• EXERCISE OBJECTIVE
Omit the pictures from the entries below and retype everything else exactly.

--- ROWS ---

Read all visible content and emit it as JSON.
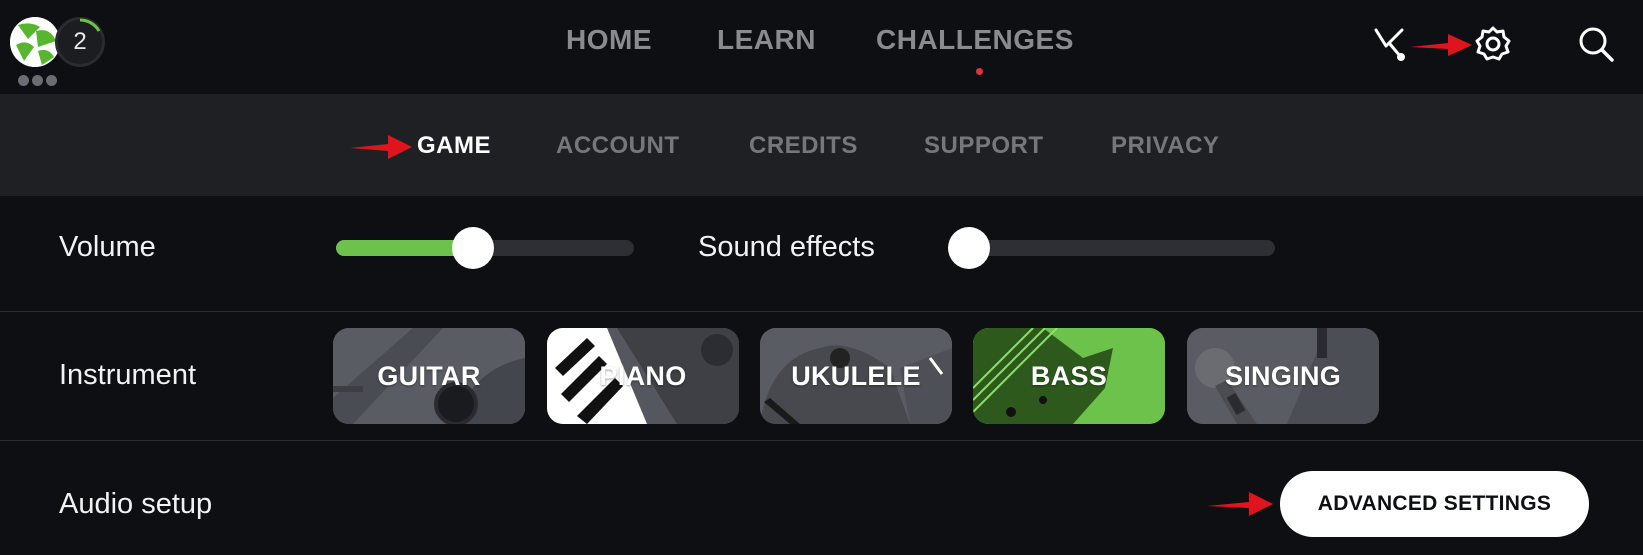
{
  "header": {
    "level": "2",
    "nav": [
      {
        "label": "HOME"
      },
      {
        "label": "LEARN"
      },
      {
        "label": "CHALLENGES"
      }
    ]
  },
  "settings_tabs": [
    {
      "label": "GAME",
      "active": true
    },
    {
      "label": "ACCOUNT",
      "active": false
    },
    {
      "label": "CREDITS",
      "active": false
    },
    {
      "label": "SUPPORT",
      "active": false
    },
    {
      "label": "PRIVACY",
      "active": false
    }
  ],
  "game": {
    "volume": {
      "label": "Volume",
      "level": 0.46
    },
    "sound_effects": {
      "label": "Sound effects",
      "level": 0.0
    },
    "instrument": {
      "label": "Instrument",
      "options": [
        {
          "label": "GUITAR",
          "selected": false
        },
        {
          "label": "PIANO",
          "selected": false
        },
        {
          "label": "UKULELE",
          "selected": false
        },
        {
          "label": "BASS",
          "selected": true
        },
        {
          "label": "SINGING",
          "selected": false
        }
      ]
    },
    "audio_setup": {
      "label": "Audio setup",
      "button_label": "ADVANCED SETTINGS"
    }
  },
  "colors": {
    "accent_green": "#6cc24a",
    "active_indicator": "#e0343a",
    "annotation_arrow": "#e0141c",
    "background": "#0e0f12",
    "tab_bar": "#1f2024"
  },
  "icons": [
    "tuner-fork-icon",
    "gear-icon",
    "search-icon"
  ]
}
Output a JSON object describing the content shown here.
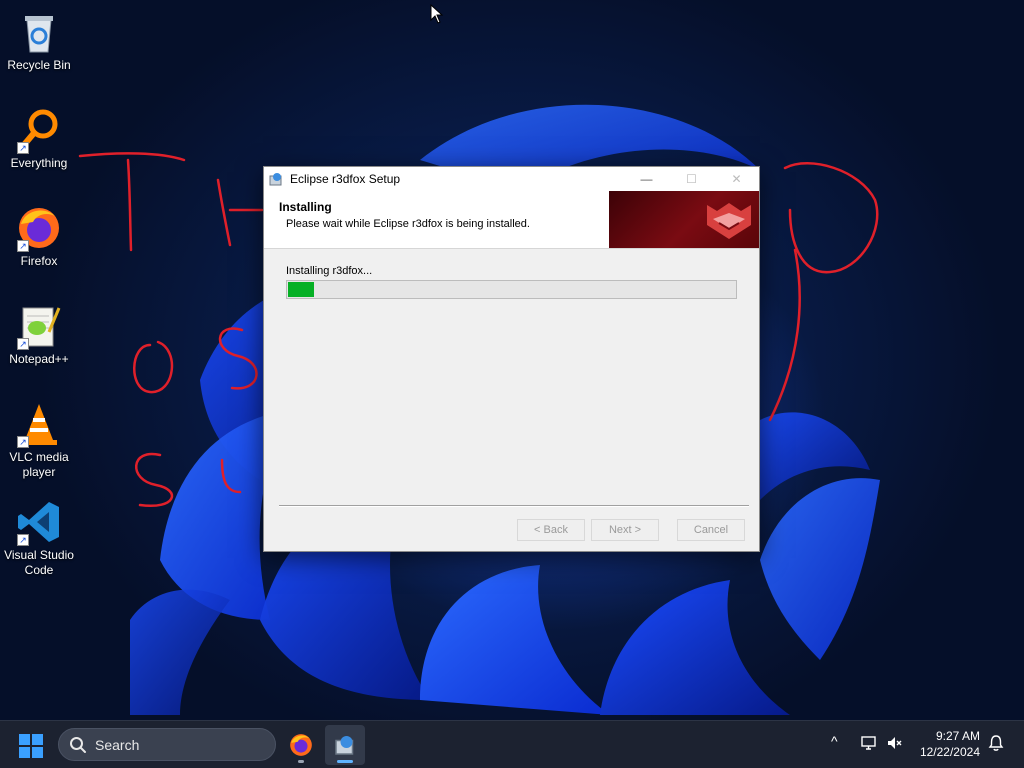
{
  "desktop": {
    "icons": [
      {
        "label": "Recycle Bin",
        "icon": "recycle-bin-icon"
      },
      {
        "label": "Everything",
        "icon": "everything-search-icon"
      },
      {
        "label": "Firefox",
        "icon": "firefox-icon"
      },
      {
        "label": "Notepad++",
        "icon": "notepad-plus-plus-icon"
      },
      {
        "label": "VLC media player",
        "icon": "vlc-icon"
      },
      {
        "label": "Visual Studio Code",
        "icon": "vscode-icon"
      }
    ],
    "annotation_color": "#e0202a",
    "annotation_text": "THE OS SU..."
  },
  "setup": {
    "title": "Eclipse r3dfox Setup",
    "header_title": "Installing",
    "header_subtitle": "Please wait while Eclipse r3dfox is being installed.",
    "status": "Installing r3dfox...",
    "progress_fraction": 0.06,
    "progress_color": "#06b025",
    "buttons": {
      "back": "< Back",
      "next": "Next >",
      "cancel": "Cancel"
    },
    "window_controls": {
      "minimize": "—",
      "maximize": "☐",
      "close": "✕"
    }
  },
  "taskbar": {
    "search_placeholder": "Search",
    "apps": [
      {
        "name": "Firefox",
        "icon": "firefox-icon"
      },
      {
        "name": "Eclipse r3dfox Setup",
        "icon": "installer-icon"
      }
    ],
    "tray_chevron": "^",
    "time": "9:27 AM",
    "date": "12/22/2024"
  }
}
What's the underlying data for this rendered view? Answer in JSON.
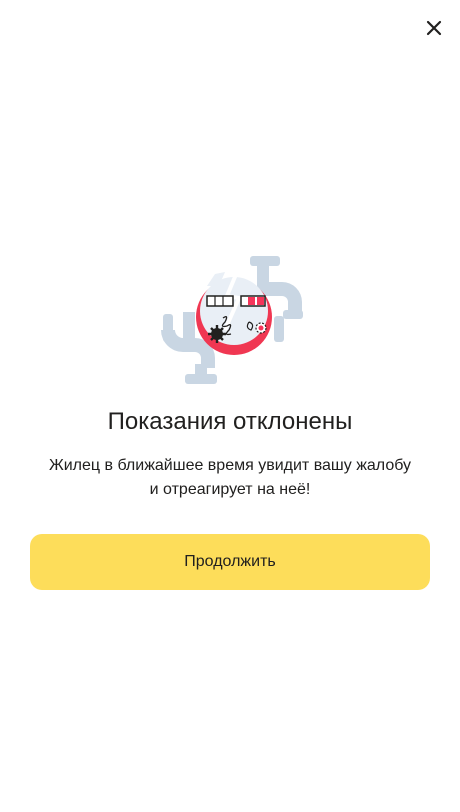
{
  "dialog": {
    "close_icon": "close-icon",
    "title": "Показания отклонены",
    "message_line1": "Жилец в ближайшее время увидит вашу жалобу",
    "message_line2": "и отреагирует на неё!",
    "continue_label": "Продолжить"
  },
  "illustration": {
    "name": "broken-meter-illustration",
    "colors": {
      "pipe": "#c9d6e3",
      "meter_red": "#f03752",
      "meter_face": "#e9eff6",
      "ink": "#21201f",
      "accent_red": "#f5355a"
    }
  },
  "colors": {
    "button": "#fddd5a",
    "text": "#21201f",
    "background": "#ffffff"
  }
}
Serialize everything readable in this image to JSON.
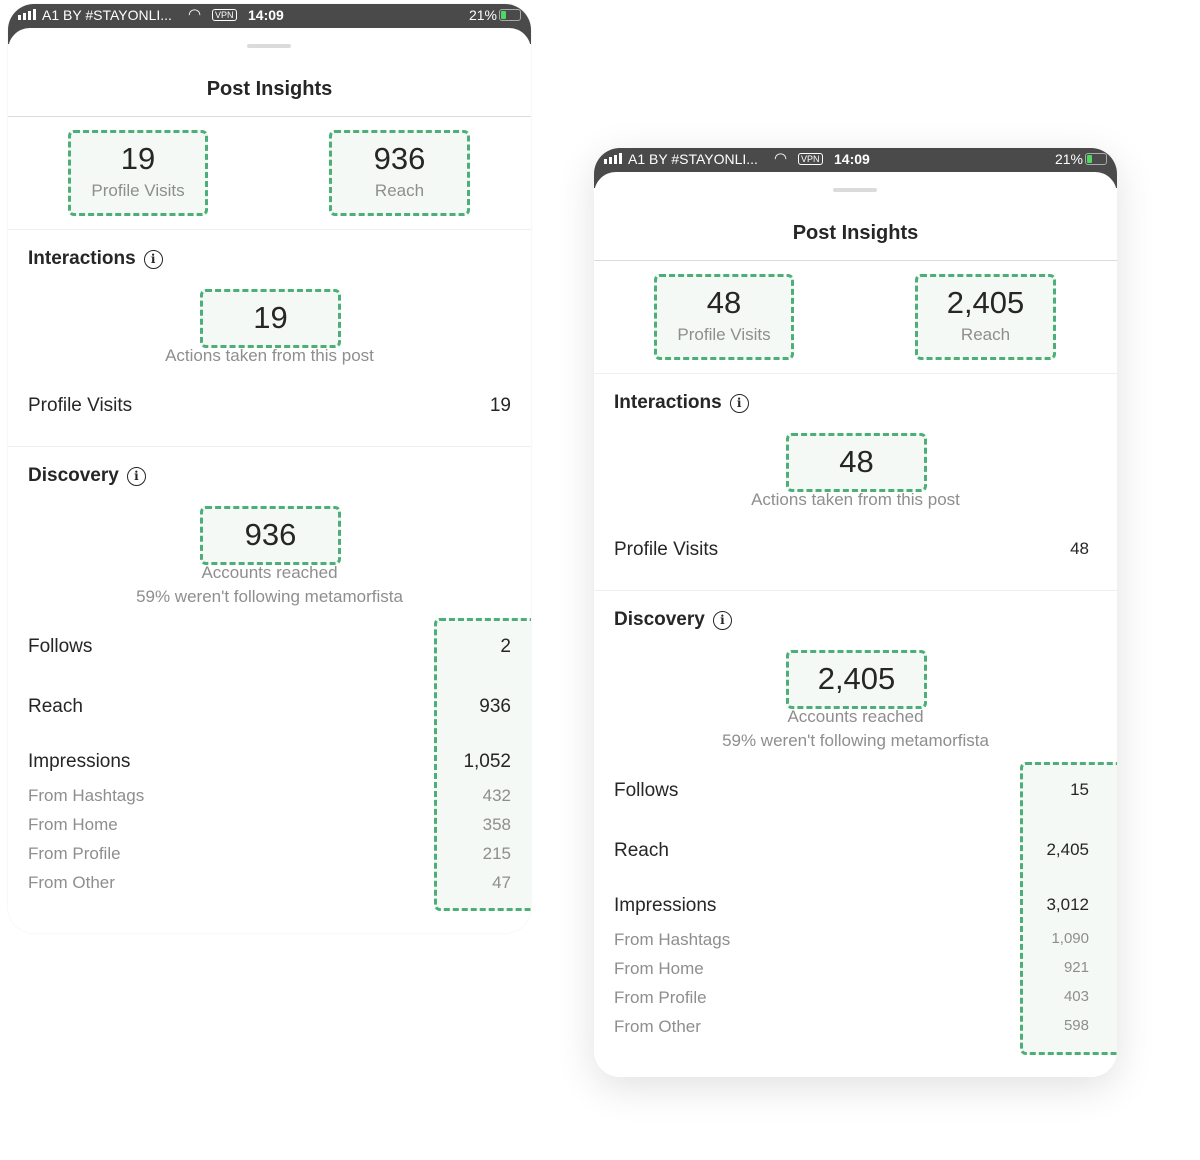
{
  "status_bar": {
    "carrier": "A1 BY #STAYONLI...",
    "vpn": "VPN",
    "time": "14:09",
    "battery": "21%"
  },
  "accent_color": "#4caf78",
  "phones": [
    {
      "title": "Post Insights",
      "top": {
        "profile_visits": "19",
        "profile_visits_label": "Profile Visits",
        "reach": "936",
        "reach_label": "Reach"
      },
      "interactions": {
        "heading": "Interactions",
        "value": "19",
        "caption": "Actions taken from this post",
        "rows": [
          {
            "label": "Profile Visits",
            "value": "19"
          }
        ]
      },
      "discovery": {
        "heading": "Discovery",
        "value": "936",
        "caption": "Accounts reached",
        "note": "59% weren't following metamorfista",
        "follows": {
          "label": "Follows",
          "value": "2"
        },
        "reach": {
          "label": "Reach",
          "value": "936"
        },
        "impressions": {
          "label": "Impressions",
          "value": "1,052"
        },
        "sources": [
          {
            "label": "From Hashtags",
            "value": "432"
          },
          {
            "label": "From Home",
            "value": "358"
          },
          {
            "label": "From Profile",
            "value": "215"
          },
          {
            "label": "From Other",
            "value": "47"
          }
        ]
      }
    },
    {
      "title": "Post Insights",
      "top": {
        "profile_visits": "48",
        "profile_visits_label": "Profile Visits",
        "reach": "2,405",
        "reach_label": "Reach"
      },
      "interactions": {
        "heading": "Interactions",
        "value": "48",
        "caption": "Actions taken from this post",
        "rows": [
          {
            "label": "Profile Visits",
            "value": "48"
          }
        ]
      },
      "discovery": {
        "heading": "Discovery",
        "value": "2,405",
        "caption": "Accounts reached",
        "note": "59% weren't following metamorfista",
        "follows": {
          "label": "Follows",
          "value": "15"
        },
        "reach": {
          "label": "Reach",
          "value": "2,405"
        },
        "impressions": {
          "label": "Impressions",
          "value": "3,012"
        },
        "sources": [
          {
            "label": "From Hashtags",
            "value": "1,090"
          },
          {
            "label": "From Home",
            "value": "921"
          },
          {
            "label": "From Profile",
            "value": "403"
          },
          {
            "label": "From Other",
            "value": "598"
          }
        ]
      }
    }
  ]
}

---

• EXPECTED OUTPUT
Read all visible content and emit it as JSON.
{
  "header": {
    "level": "2",
    "nav": [
      {
        "label": "HOME"
      },
      {
        "label": "LEARN"
      },
      {
        "label": "CHALLENGES"
      }
    ]
  },
  "settings_tabs": [
    {
      "label": "GAME",
      "active": true
    },
    {
      "label": "ACCOUNT",
      "active": false
    },
    {
      "label": "CREDITS",
      "active": false
    },
    {
      "label": "SUPPORT",
      "active": false
    },
    {
      "label": "PRIVACY",
      "active": false
    }
  ],
  "game": {
    "volume": {
      "label": "Volume",
      "level": 0.46
    },
    "sound_effects": {
      "label": "Sound effects",
      "level": 0.0
    },
    "instrument": {
      "label": "Instrument",
      "options": [
        {
          "label": "GUITAR",
          "selected": false
        },
        {
          "label": "PIANO",
          "selected": false
        },
        {
          "label": "UKULELE",
          "selected": false
        },
        {
          "label": "BASS",
          "selected": true
        },
        {
          "label": "SINGING",
          "selected": false
        }
      ]
    },
    "audio_setup": {
      "label": "Audio setup",
      "button_label": "ADVANCED SETTINGS"
    }
  },
  "colors": {
    "accent_green": "#6cc24a",
    "active_indicator": "#e0343a",
    "annotation_arrow": "#e0141c",
    "background": "#0e0f12",
    "tab_bar": "#1f2024"
  },
  "icons": [
    "tuner-fork-icon",
    "gear-icon",
    "search-icon"
  ]
}
Output a JSON object describing the content shown here.
{
  "desktop": {
    "icons": [
      {
        "label": "Recycle Bin",
        "icon": "recycle-bin-icon"
      },
      {
        "label": "Everything",
        "icon": "everything-search-icon"
      },
      {
        "label": "Firefox",
        "icon": "firefox-icon"
      },
      {
        "label": "Notepad++",
        "icon": "notepad-plus-plus-icon"
      },
      {
        "label": "VLC media player",
        "icon": "vlc-icon"
      },
      {
        "label": "Visual Studio Code",
        "icon": "vscode-icon"
      }
    ],
    "annotation_color": "#e0202a",
    "annotation_text": "THE OS SU..."
  },
  "setup": {
    "title": "Eclipse r3dfox Setup",
    "header_title": "Installing",
    "header_subtitle": "Please wait while Eclipse r3dfox is being installed.",
    "status": "Installing r3dfox...",
    "progress_fraction": 0.06,
    "progress_color": "#06b025",
    "buttons": {
      "back": "< Back",
      "next": "Next >",
      "cancel": "Cancel"
    },
    "window_controls": {
      "minimize": "—",
      "maximize": "☐",
      "close": "✕"
    }
  },
  "taskbar": {
    "search_placeholder": "Search",
    "apps": [
      {
        "name": "Firefox",
        "icon": "firefox-icon"
      },
      {
        "name": "Eclipse r3dfox Setup",
        "icon": "installer-icon"
      }
    ],
    "tray_chevron": "^",
    "time": "9:27 AM",
    "date": "12/22/2024"
  }
}
What's the underlying data for this rendered view? Answer in JSON.
{
  "dialog": {
    "close_icon": "close-icon",
    "title": "Показания отклонены",
    "message_line1": "Жилец в ближайшее время увидит вашу жалобу",
    "message_line2": "и отреагирует на неё!",
    "continue_label": "Продолжить"
  },
  "illustration": {
    "name": "broken-meter-illustration",
    "colors": {
      "pipe": "#c9d6e3",
      "meter_red": "#f03752",
      "meter_face": "#e9eff6",
      "ink": "#21201f",
      "accent_red": "#f5355a"
    }
  },
  "colors": {
    "button": "#fddd5a",
    "text": "#21201f",
    "background": "#ffffff"
  }
}
Serialize everything readable in this image to JSON.
{
  "status_bar": {
    "carrier": "A1 BY #STAYONLI...",
    "vpn": "VPN",
    "time": "14:09",
    "battery": "21%"
  },
  "accent_color": "#4caf78",
  "phones": [
    {
      "title": "Post Insights",
      "top": {
        "profile_visits": "19",
        "profile_visits_label": "Profile Visits",
        "reach": "936",
        "reach_label": "Reach"
      },
      "interactions": {
        "heading": "Interactions",
        "value": "19",
        "caption": "Actions taken from this post",
        "rows": [
          {
            "label": "Profile Visits",
            "value": "19"
          }
        ]
      },
      "discovery": {
        "heading": "Discovery",
        "value": "936",
        "caption": "Accounts reached",
        "note": "59% weren't following metamorfista",
        "follows": {
          "label": "Follows",
          "value": "2"
        },
        "reach": {
          "label": "Reach",
          "value": "936"
        },
        "impressions": {
          "label": "Impressions",
          "value": "1,052"
        },
        "sources": [
          {
            "label": "From Hashtags",
            "value": "432"
          },
          {
            "label": "From Home",
            "value": "358"
          },
          {
            "label": "From Profile",
            "value": "215"
          },
          {
            "label": "From Other",
            "value": "47"
          }
        ]
      }
    },
    {
      "title": "Post Insights",
      "top": {
        "profile_visits": "48",
        "profile_visits_label": "Profile Visits",
        "reach": "2,405",
        "reach_label": "Reach"
      },
      "interactions": {
        "heading": "Interactions",
        "value": "48",
        "caption": "Actions taken from this post",
        "rows": [
          {
            "label": "Profile Visits",
            "value": "48"
          }
        ]
      },
      "discovery": {
        "heading": "Discovery",
        "value": "2,405",
        "caption": "Accounts reached",
        "note": "59% weren't following metamorfista",
        "follows": {
          "label": "Follows",
          "value": "15"
        },
        "reach": {
          "label": "Reach",
          "value": "2,405"
        },
        "impressions": {
          "label": "Impressions",
          "value": "3,012"
        },
        "sources": [
          {
            "label": "From Hashtags",
            "value": "1,090"
          },
          {
            "label": "From Home",
            "value": "921"
          },
          {
            "label": "From Profile",
            "value": "403"
          },
          {
            "label": "From Other",
            "value": "598"
          }
        ]
      }
    }
  ]
}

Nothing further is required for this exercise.